[Set exercise]
Check every line of the entries below for the word "JSON", and copy the ones that have it.
----- Data for processing
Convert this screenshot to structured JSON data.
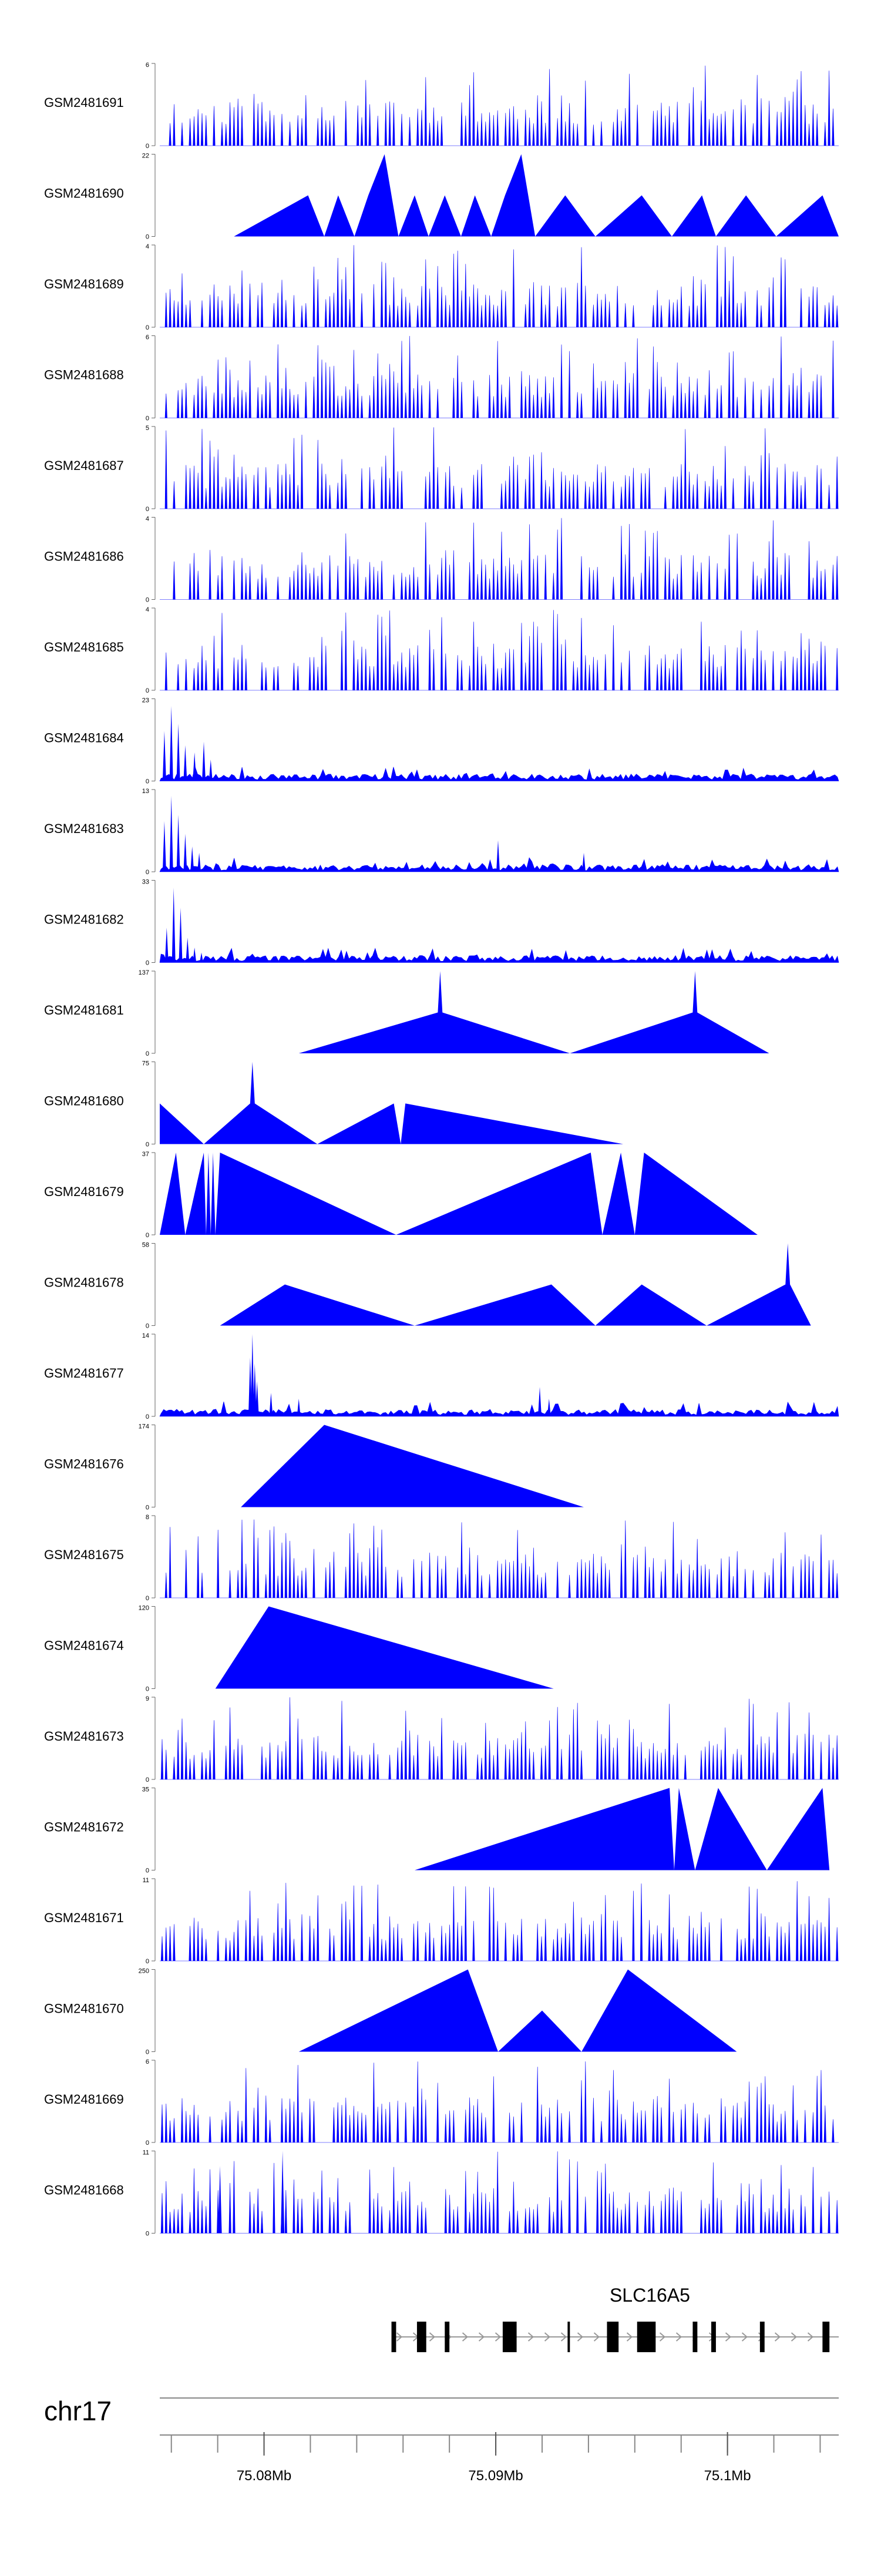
{
  "chart_data": {
    "type": "area",
    "title": "",
    "chromosome": "chr17",
    "gene": "SLC16A5",
    "xlabel": "",
    "xlim": [
      75.0755,
      75.1048
    ],
    "x_ticks": [
      "75.08Mb",
      "75.09Mb",
      "75.1Mb"
    ],
    "x_tick_values": [
      75.08,
      75.09,
      75.1
    ],
    "colors": {
      "signal": "#0000ff",
      "gene": "#000000",
      "intron": "#999999",
      "axis": "#666666"
    },
    "tracks": [
      {
        "name": "GSM2481691",
        "ymax": 6,
        "ymin_label": "0",
        "ymax_label": "6",
        "style": "dense",
        "seed": 11,
        "peaks": []
      },
      {
        "name": "GSM2481690",
        "ymax": 22,
        "ymin_label": "0",
        "ymax_label": "22",
        "style": "sparse",
        "points": [
          [
            75.0787,
            0
          ],
          [
            75.0819,
            11
          ],
          [
            75.0826,
            0
          ],
          [
            75.0832,
            11
          ],
          [
            75.0839,
            0
          ],
          [
            75.0845,
            11
          ],
          [
            75.0852,
            22
          ],
          [
            75.0858,
            0
          ],
          [
            75.0865,
            11
          ],
          [
            75.0871,
            0
          ],
          [
            75.0878,
            11
          ],
          [
            75.0885,
            0
          ],
          [
            75.0891,
            11
          ],
          [
            75.0898,
            0
          ],
          [
            75.0904,
            11
          ],
          [
            75.0911,
            22
          ],
          [
            75.0917,
            0
          ],
          [
            75.093,
            11
          ],
          [
            75.0943,
            0
          ],
          [
            75.0963,
            11
          ],
          [
            75.0976,
            0
          ],
          [
            75.0989,
            11
          ],
          [
            75.0995,
            0
          ],
          [
            75.1008,
            11
          ],
          [
            75.1021,
            0
          ],
          [
            75.1041,
            11
          ],
          [
            75.1048,
            0
          ]
        ]
      },
      {
        "name": "GSM2481689",
        "ymax": 4,
        "ymin_label": "0",
        "ymax_label": "4",
        "style": "dense",
        "seed": 23,
        "peaks": []
      },
      {
        "name": "GSM2481688",
        "ymax": 6,
        "ymin_label": "0",
        "ymax_label": "6",
        "style": "dense",
        "seed": 37,
        "peaks": []
      },
      {
        "name": "GSM2481687",
        "ymax": 5,
        "ymin_label": "0",
        "ymax_label": "5",
        "style": "dense",
        "seed": 41,
        "peaks": []
      },
      {
        "name": "GSM2481686",
        "ymax": 4,
        "ymin_label": "0",
        "ymax_label": "4",
        "style": "dense",
        "seed": 53,
        "peaks": []
      },
      {
        "name": "GSM2481685",
        "ymax": 4,
        "ymin_label": "0",
        "ymax_label": "4",
        "style": "dense",
        "seed": 67,
        "peaks": []
      },
      {
        "name": "GSM2481684",
        "ymax": 23,
        "ymin_label": "0",
        "ymax_label": "23",
        "style": "lowdense",
        "seed": 71,
        "peaks": [
          [
            75.0757,
            14
          ],
          [
            75.076,
            21
          ],
          [
            75.0763,
            16
          ],
          [
            75.0766,
            10
          ],
          [
            75.077,
            8
          ],
          [
            75.0774,
            11
          ],
          [
            75.0777,
            6
          ]
        ]
      },
      {
        "name": "GSM2481683",
        "ymax": 13,
        "ymin_label": "0",
        "ymax_label": "13",
        "style": "lowdense",
        "seed": 83,
        "peaks": [
          [
            75.0757,
            8
          ],
          [
            75.076,
            12
          ],
          [
            75.0763,
            9
          ],
          [
            75.0766,
            6
          ],
          [
            75.0769,
            4
          ],
          [
            75.0772,
            3
          ],
          [
            75.0901,
            5
          ],
          [
            75.0938,
            3
          ]
        ]
      },
      {
        "name": "GSM2481682",
        "ymax": 33,
        "ymin_label": "0",
        "ymax_label": "33",
        "style": "lowdense",
        "seed": 97,
        "peaks": [
          [
            75.0758,
            14
          ],
          [
            75.0761,
            30
          ],
          [
            75.0764,
            22
          ],
          [
            75.0767,
            10
          ],
          [
            75.077,
            6
          ],
          [
            75.0773,
            4
          ]
        ]
      },
      {
        "name": "GSM2481681",
        "ymax": 137,
        "ymin_label": "0",
        "ymax_label": "137",
        "style": "sparse",
        "points": [
          [
            75.0815,
            0
          ],
          [
            75.0875,
            68
          ],
          [
            75.0876,
            137
          ],
          [
            75.0877,
            68
          ],
          [
            75.0932,
            0
          ],
          [
            75.0985,
            68
          ],
          [
            75.0986,
            137
          ],
          [
            75.0987,
            68
          ],
          [
            75.1018,
            0
          ]
        ]
      },
      {
        "name": "GSM2481680",
        "ymax": 75,
        "ymin_label": "0",
        "ymax_label": "75",
        "style": "sparse",
        "points": [
          [
            75.0755,
            37
          ],
          [
            75.0774,
            0
          ],
          [
            75.0794,
            37
          ],
          [
            75.0795,
            75
          ],
          [
            75.0796,
            37
          ],
          [
            75.0823,
            0
          ],
          [
            75.0856,
            37
          ],
          [
            75.0859,
            0
          ],
          [
            75.0861,
            37
          ],
          [
            75.0955,
            0
          ]
        ]
      },
      {
        "name": "GSM2481679",
        "ymax": 37,
        "ymin_label": "0",
        "ymax_label": "37",
        "style": "sparse",
        "points": [
          [
            75.0755,
            0
          ],
          [
            75.0762,
            37
          ],
          [
            75.0766,
            0
          ],
          [
            75.0774,
            37
          ],
          [
            75.0775,
            0
          ],
          [
            75.0776,
            37
          ],
          [
            75.0777,
            0
          ],
          [
            75.0778,
            37
          ],
          [
            75.0779,
            0
          ],
          [
            75.0781,
            37
          ],
          [
            75.0857,
            0
          ],
          [
            75.0941,
            37
          ],
          [
            75.0946,
            0
          ],
          [
            75.0954,
            37
          ],
          [
            75.096,
            0
          ],
          [
            75.0964,
            37
          ],
          [
            75.1013,
            0
          ]
        ]
      },
      {
        "name": "GSM2481678",
        "ymax": 58,
        "ymin_label": "0",
        "ymax_label": "58",
        "style": "sparse",
        "points": [
          [
            75.0781,
            0
          ],
          [
            75.0809,
            29
          ],
          [
            75.0865,
            0
          ],
          [
            75.0924,
            29
          ],
          [
            75.0943,
            0
          ],
          [
            75.0963,
            29
          ],
          [
            75.0991,
            0
          ],
          [
            75.1025,
            29
          ],
          [
            75.1026,
            58
          ],
          [
            75.1027,
            29
          ],
          [
            75.1036,
            0
          ]
        ]
      },
      {
        "name": "GSM2481677",
        "ymax": 14,
        "ymin_label": "0",
        "ymax_label": "14",
        "style": "lowdense",
        "seed": 101,
        "peaks": [
          [
            75.0794,
            10
          ],
          [
            75.0795,
            14
          ],
          [
            75.0796,
            9
          ],
          [
            75.0797,
            6
          ],
          [
            75.0803,
            4
          ],
          [
            75.0815,
            3
          ],
          [
            75.0919,
            5
          ],
          [
            75.0923,
            3
          ]
        ]
      },
      {
        "name": "GSM2481676",
        "ymax": 174,
        "ymin_label": "0",
        "ymax_label": "174",
        "style": "sparse",
        "points": [
          [
            75.079,
            0
          ],
          [
            75.0826,
            174
          ],
          [
            75.0938,
            0
          ]
        ]
      },
      {
        "name": "GSM2481675",
        "ymax": 8,
        "ymin_label": "0",
        "ymax_label": "8",
        "style": "dense",
        "seed": 113,
        "peaks": []
      },
      {
        "name": "GSM2481674",
        "ymax": 120,
        "ymin_label": "0",
        "ymax_label": "120",
        "style": "sparse",
        "points": [
          [
            75.0779,
            0
          ],
          [
            75.0802,
            120
          ],
          [
            75.0925,
            0
          ]
        ]
      },
      {
        "name": "GSM2481673",
        "ymax": 9,
        "ymin_label": "0",
        "ymax_label": "9",
        "style": "dense",
        "seed": 127,
        "peaks": []
      },
      {
        "name": "GSM2481672",
        "ymax": 35,
        "ymin_label": "0",
        "ymax_label": "35",
        "style": "sparse",
        "points": [
          [
            75.0865,
            0
          ],
          [
            75.0975,
            35
          ],
          [
            75.0977,
            0
          ],
          [
            75.0979,
            35
          ],
          [
            75.0986,
            0
          ],
          [
            75.0996,
            35
          ],
          [
            75.1017,
            0
          ],
          [
            75.1041,
            35
          ],
          [
            75.1044,
            0
          ]
        ]
      },
      {
        "name": "GSM2481671",
        "ymax": 11,
        "ymin_label": "0",
        "ymax_label": "11",
        "style": "dense",
        "seed": 131,
        "peaks": []
      },
      {
        "name": "GSM2481670",
        "ymax": 250,
        "ymin_label": "0",
        "ymax_label": "250",
        "style": "sparse",
        "points": [
          [
            75.0815,
            0
          ],
          [
            75.0888,
            250
          ],
          [
            75.0901,
            0
          ],
          [
            75.092,
            125
          ],
          [
            75.0937,
            0
          ],
          [
            75.0957,
            250
          ],
          [
            75.1004,
            0
          ]
        ]
      },
      {
        "name": "GSM2481669",
        "ymax": 6,
        "ymin_label": "0",
        "ymax_label": "6",
        "style": "dense",
        "seed": 137,
        "peaks": []
      },
      {
        "name": "GSM2481668",
        "ymax": 11,
        "ymin_label": "0",
        "ymax_label": "11",
        "style": "dense",
        "seed": 149,
        "peaks": [
          [
            75.0781,
            9
          ],
          [
            75.0808,
            11
          ]
        ]
      }
    ],
    "gene_model": {
      "start": 75.0855,
      "end": 75.1048,
      "strand": "+",
      "exons": [
        [
          75.0855,
          75.0857
        ],
        [
          75.0866,
          75.087
        ],
        [
          75.0878,
          75.088
        ],
        [
          75.0903,
          75.0909
        ],
        [
          75.0931,
          75.0932
        ],
        [
          75.0948,
          75.0953
        ],
        [
          75.0961,
          75.0969
        ],
        [
          75.0985,
          75.0987
        ],
        [
          75.0993,
          75.0995
        ],
        [
          75.1014,
          75.1016
        ],
        [
          75.1041,
          75.1044
        ]
      ]
    }
  }
}
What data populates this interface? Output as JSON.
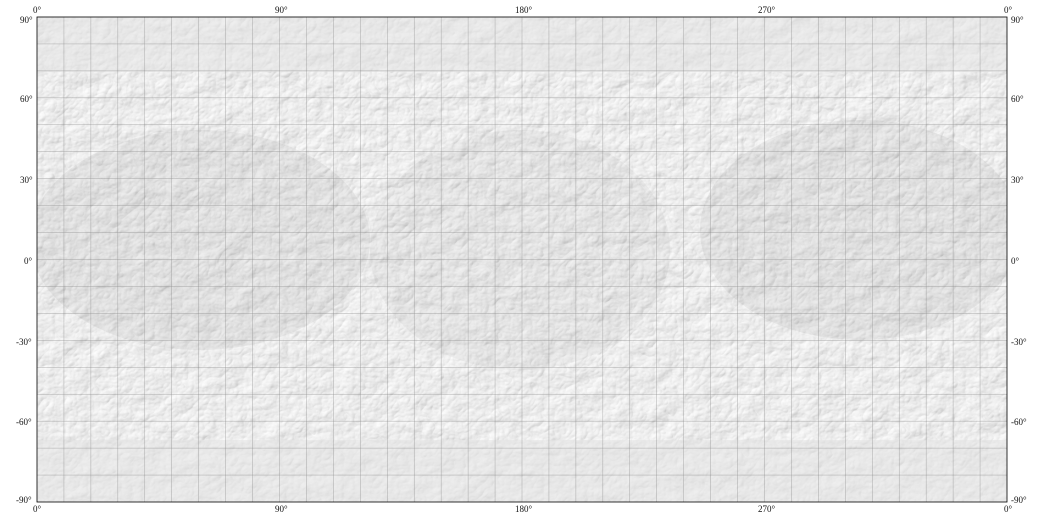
{
  "map": {
    "type": "simple-cylindrical-grid",
    "colors": {
      "background": "#ffffff",
      "terrain_base": "#d8d8d8",
      "grid_line": "#8c8c8c",
      "border": "#000000",
      "label": "#111111"
    },
    "longitude_labels": [
      "0°",
      "90°",
      "180°",
      "270°",
      "0°"
    ],
    "latitude_labels": [
      "90°",
      "60°",
      "30°",
      "0°",
      "-30°",
      "-60°",
      "-90°"
    ],
    "grid_spacing_degrees": 10
  }
}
----------
[Answer]
Convert this screenshot to structured JSON data.
What data populates this interface? Output as JSON.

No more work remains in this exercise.